WHAT THIS TASK INVOLVES>
Work through the data below and give the number of lines holding "image", nothing more.

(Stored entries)
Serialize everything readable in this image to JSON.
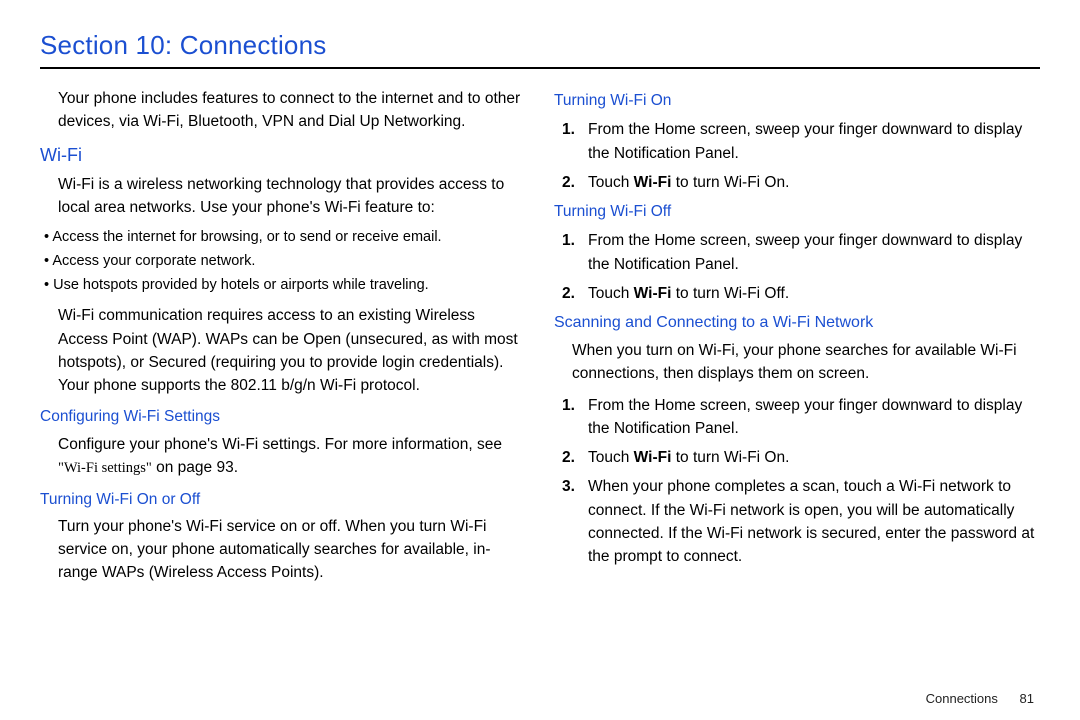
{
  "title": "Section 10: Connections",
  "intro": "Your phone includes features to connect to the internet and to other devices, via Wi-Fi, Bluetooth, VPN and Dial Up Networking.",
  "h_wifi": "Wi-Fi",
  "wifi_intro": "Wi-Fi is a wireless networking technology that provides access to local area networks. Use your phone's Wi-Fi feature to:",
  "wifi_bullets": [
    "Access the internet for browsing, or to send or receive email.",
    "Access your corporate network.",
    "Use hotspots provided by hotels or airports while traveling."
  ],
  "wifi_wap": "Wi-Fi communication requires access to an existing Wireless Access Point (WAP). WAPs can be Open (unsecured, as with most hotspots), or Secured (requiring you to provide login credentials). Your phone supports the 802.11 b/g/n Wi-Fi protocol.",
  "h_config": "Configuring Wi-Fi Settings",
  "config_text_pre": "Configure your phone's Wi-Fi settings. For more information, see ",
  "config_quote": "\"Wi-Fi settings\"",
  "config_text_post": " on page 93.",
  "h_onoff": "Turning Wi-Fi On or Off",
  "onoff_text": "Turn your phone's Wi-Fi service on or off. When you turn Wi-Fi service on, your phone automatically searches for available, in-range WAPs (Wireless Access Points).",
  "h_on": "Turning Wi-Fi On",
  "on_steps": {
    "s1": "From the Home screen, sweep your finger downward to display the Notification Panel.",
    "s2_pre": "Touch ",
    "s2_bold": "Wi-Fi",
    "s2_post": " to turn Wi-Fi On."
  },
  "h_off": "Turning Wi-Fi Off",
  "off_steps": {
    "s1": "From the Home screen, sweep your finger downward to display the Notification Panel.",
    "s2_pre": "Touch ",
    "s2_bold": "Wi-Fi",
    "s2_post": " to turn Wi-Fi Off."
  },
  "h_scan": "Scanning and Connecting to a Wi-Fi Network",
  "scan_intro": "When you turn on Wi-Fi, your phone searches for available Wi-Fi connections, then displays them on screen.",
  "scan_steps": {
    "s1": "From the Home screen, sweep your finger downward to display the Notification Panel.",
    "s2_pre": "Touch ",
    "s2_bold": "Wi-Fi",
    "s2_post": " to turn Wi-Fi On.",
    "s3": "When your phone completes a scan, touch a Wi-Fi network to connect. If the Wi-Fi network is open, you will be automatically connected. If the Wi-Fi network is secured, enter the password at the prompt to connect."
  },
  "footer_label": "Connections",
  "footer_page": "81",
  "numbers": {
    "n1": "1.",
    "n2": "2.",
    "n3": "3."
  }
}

* * *

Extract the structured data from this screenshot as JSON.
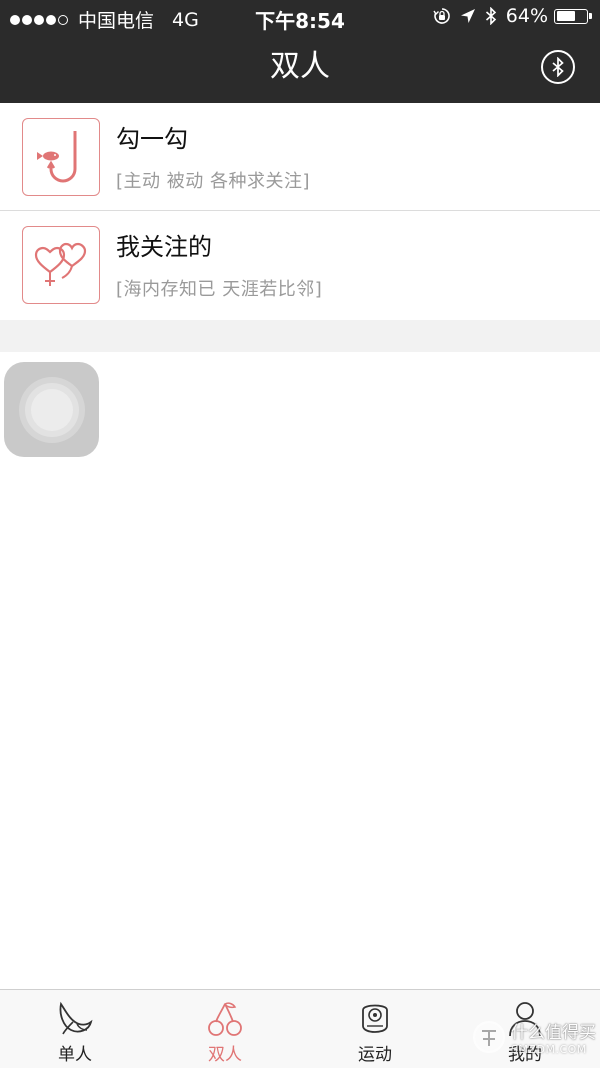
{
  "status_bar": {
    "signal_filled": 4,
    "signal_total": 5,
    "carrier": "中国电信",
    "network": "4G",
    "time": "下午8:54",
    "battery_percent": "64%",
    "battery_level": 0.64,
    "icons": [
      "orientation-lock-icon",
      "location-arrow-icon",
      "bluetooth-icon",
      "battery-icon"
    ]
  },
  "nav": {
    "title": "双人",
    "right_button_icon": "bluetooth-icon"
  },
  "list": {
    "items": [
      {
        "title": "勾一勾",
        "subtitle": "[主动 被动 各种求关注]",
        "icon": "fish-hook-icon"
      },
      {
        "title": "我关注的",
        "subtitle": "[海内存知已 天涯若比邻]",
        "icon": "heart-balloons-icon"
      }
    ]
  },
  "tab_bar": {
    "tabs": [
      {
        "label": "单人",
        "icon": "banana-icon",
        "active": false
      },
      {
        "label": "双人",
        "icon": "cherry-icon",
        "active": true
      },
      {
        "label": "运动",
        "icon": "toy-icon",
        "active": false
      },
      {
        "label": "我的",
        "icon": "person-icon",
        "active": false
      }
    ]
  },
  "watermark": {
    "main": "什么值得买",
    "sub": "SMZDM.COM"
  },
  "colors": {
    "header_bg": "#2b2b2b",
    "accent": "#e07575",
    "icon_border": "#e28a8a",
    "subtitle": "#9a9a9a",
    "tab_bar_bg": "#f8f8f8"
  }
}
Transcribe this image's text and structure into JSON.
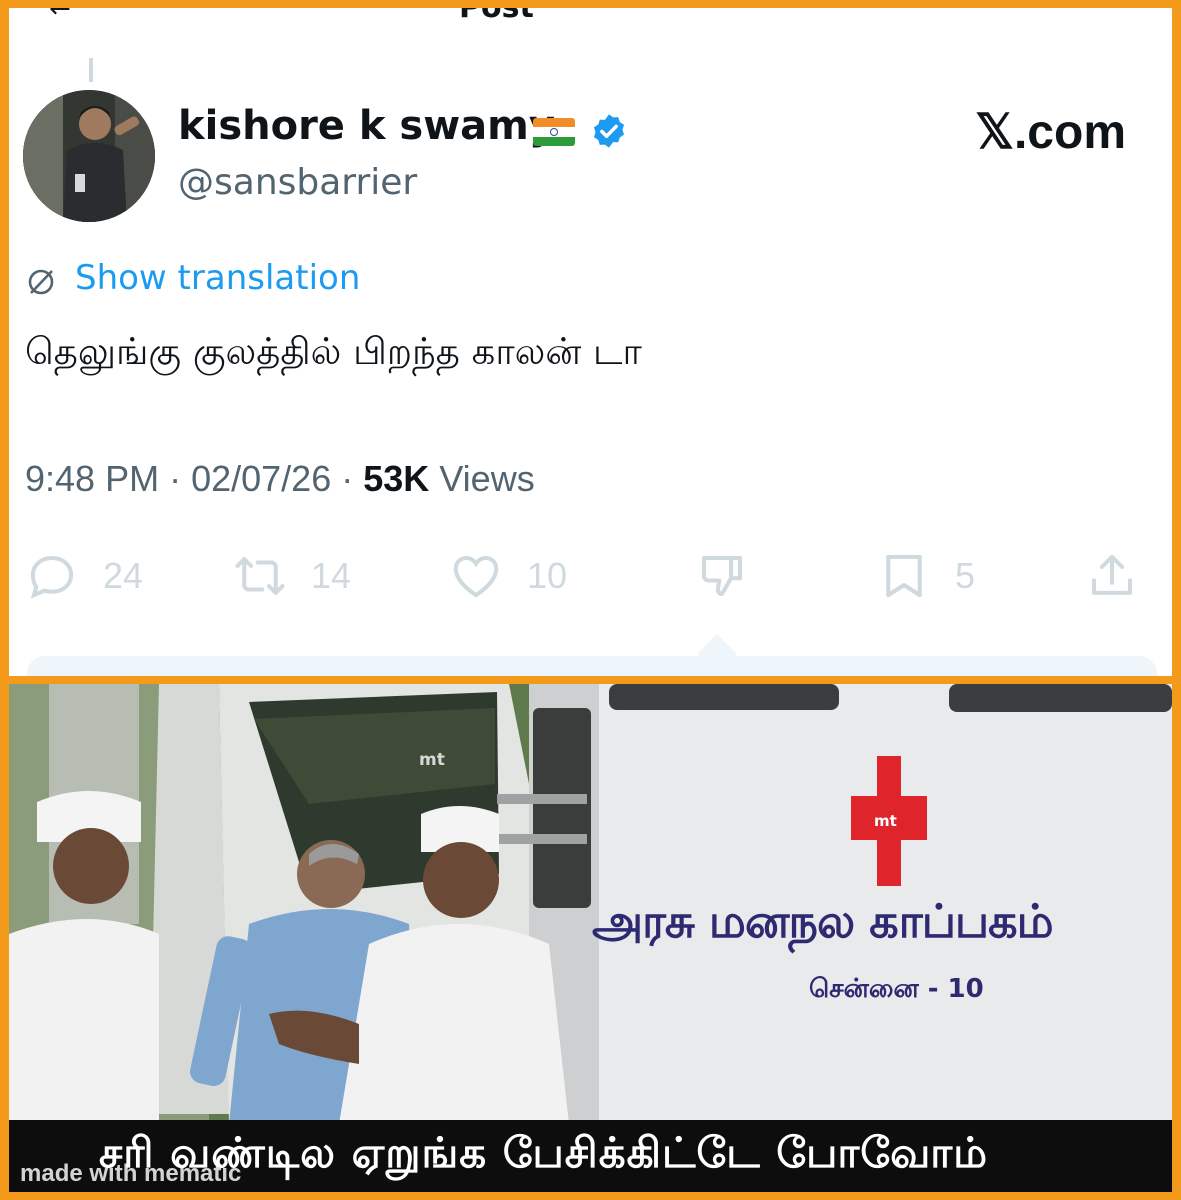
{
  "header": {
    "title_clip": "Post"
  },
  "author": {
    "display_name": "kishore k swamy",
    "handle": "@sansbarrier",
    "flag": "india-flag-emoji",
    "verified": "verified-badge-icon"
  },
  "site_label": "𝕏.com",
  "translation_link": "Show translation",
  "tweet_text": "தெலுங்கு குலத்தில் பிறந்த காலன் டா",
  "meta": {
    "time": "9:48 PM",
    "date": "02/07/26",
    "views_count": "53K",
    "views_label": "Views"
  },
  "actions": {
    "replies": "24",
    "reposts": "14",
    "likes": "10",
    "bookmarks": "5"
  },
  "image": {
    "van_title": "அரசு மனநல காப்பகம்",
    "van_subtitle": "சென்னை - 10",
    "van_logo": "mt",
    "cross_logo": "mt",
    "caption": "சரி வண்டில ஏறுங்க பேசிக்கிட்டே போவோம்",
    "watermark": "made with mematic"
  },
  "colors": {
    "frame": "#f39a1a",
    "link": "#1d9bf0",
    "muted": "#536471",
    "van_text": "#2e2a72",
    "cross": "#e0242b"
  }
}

* * *

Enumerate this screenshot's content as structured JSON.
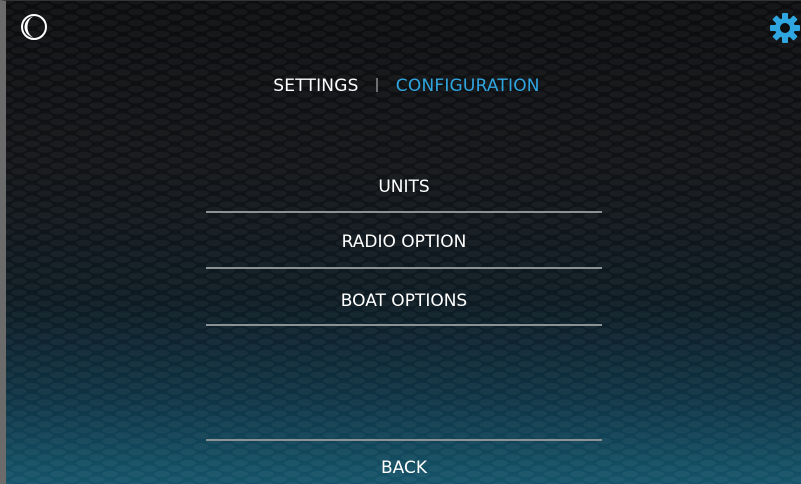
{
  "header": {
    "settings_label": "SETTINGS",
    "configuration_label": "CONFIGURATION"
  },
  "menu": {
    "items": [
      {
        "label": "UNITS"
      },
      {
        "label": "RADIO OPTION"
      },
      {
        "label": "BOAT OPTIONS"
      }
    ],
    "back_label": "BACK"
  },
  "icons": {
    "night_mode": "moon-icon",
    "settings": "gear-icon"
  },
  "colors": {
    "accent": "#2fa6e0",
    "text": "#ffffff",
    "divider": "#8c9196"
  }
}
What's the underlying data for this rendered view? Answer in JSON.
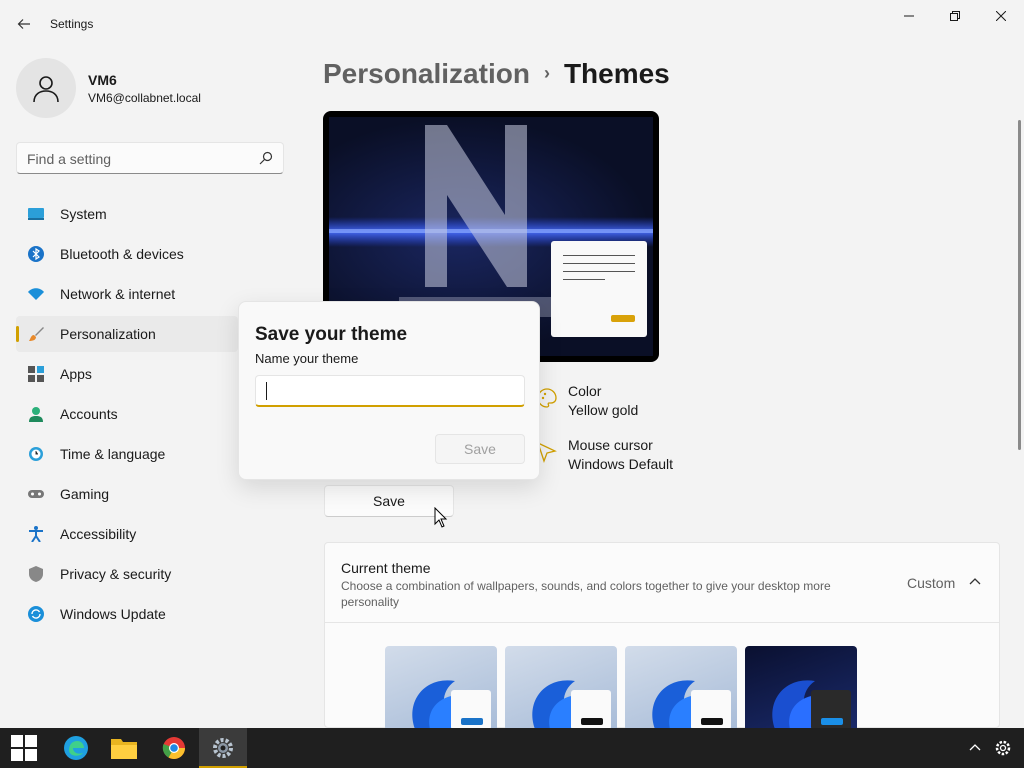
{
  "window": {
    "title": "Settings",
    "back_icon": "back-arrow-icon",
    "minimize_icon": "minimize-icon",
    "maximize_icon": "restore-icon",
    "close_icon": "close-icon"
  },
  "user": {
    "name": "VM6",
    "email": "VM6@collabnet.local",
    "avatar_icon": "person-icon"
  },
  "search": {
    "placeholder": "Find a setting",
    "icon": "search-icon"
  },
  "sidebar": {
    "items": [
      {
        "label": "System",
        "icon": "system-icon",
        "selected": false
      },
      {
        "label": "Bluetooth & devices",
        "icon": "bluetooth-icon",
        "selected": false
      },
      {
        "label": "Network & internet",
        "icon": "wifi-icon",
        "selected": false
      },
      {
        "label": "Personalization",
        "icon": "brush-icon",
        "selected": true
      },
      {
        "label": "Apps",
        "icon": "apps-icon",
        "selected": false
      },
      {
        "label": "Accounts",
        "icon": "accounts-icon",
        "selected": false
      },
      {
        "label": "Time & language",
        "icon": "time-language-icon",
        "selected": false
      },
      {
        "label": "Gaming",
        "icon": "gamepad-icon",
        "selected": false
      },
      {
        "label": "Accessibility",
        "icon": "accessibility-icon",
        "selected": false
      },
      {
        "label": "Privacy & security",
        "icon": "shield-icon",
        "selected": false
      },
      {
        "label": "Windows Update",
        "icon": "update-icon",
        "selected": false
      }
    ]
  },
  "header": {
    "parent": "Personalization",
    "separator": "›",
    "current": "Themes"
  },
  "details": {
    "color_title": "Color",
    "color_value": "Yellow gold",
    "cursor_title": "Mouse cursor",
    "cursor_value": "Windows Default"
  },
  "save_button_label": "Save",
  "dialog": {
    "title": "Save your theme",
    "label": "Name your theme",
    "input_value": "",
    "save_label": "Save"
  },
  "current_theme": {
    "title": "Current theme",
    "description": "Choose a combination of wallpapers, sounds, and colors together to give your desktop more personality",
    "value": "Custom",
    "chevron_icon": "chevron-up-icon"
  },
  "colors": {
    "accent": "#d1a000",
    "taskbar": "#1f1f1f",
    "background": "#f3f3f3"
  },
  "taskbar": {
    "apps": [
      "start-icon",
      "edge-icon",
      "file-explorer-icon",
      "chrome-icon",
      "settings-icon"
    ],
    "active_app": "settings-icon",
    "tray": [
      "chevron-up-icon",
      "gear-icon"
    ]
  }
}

CORRECT OUTPUT>
3